Instructions for the task >> Rewrite the lines from the first one through the line containing "y-tick-label: 60% [20,172,42,181]", inclusive, replacing "bar" with "column" and keeping everything else the same.

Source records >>

_ _ _ _ _ _ _

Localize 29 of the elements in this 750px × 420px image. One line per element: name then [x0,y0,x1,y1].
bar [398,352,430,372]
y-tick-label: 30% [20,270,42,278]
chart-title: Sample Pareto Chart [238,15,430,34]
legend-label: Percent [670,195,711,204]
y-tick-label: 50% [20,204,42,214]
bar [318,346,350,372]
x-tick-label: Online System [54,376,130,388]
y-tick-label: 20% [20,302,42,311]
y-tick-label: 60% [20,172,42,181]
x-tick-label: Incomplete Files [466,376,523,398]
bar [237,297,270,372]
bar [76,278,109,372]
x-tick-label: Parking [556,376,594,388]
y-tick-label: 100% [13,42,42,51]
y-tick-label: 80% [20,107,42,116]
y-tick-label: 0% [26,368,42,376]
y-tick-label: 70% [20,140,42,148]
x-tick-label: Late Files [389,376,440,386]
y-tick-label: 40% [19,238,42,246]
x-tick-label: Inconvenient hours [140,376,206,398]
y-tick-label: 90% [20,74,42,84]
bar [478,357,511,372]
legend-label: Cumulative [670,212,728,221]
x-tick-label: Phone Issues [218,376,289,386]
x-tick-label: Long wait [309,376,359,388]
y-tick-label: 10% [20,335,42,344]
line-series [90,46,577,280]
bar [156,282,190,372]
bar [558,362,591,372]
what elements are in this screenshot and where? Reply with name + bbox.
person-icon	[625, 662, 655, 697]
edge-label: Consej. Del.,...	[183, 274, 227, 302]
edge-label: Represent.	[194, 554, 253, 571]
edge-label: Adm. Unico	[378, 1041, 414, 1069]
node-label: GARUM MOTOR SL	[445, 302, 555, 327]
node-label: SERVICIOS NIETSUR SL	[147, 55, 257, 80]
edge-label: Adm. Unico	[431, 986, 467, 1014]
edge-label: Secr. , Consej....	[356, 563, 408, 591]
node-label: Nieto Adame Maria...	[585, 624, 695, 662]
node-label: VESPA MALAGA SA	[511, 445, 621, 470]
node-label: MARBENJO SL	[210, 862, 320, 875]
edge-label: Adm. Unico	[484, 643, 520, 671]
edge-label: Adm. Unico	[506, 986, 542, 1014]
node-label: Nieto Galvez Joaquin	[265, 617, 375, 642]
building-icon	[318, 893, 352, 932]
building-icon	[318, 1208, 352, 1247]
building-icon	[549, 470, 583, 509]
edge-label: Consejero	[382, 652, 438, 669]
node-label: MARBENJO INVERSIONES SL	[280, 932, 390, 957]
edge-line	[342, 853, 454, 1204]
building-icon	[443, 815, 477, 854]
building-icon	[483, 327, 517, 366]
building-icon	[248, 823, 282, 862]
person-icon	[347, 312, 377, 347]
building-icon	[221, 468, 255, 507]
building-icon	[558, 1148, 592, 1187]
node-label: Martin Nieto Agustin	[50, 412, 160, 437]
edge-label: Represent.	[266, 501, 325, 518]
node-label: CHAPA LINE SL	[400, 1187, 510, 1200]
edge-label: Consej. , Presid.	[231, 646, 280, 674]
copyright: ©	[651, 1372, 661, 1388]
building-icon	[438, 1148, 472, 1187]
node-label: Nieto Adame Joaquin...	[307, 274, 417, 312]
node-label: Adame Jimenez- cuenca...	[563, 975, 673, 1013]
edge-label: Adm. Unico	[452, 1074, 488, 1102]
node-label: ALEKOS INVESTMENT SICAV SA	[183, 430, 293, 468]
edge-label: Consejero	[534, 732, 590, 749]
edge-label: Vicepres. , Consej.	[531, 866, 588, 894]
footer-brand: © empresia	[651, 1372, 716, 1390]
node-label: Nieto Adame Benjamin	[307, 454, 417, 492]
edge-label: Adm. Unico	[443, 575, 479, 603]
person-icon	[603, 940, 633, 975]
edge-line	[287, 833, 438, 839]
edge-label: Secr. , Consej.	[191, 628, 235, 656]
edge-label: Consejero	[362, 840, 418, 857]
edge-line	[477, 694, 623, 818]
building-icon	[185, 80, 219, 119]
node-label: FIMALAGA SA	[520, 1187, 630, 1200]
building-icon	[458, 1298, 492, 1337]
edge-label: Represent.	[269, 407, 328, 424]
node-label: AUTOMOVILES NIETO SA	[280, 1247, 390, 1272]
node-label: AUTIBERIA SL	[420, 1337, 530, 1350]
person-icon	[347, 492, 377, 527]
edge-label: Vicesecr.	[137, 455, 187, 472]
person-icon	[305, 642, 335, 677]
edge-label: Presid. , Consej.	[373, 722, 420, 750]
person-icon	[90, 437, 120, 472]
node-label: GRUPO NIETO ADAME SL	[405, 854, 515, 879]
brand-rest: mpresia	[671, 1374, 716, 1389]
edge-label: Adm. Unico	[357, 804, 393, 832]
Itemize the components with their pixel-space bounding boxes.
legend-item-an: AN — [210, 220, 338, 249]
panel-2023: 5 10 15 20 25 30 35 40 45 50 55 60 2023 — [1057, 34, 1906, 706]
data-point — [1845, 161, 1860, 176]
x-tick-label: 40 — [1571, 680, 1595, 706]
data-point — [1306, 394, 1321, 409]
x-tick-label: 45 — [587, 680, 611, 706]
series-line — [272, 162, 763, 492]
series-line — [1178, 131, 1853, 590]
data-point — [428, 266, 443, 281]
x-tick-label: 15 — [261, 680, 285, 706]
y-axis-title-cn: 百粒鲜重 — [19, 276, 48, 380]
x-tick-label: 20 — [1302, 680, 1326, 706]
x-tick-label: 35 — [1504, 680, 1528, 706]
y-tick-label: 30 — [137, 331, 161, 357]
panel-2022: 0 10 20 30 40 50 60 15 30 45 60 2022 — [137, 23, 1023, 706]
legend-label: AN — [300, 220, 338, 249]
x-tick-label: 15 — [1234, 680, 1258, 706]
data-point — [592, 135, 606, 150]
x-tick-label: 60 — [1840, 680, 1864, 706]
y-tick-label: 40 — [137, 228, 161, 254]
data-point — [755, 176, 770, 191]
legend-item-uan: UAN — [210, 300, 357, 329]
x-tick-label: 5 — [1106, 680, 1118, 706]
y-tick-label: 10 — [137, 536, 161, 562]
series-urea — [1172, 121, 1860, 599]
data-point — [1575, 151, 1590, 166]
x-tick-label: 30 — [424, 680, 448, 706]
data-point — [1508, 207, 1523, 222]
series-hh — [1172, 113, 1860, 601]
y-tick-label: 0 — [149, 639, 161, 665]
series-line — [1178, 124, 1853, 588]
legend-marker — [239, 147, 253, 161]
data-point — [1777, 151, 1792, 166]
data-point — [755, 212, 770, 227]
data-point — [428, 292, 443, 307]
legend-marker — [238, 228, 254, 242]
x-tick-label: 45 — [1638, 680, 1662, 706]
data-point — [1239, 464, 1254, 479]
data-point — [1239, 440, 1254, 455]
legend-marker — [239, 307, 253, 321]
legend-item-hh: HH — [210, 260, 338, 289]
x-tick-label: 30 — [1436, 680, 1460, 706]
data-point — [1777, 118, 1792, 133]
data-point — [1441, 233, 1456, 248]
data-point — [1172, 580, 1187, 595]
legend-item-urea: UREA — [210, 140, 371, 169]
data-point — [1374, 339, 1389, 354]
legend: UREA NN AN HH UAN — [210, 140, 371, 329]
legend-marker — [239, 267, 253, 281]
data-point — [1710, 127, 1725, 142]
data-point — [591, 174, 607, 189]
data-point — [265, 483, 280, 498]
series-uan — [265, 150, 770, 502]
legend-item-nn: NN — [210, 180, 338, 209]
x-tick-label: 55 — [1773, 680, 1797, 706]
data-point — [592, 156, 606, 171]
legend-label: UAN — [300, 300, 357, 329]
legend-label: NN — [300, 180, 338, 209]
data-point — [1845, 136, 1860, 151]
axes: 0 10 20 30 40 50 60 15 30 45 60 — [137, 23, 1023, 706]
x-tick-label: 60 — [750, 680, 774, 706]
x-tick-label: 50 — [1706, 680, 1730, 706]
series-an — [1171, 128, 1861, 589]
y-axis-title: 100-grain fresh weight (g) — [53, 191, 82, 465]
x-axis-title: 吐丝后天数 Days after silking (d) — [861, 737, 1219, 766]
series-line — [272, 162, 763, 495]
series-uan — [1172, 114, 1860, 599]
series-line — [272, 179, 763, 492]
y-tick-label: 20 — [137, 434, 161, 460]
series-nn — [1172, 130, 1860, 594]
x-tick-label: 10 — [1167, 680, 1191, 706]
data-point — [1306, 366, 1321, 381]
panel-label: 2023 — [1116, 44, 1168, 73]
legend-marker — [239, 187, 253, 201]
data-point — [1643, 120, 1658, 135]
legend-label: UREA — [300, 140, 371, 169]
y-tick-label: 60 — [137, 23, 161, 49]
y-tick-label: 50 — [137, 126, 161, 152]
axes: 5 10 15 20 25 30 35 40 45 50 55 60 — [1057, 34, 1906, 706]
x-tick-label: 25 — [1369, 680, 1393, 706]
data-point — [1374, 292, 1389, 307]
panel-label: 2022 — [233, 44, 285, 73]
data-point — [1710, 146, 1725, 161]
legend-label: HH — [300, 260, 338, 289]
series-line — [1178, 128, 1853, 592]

_ _ _ _ _ _ _

Output below >>
Localize 29 of the elements in this 750px × 420px image. One line per element: name then [x0,y0,x1,y1].
column [398,352,430,372]
y-tick-label: 30% [20,270,42,278]
chart-title: Sample Pareto Chart [238,15,430,34]
legend-label: Percent [670,195,711,204]
y-tick-label: 50% [20,204,42,214]
column [318,346,350,372]
x-tick-label: Online System [54,376,130,388]
y-tick-label: 20% [20,302,42,311]
y-tick-label: 60% [20,172,42,181]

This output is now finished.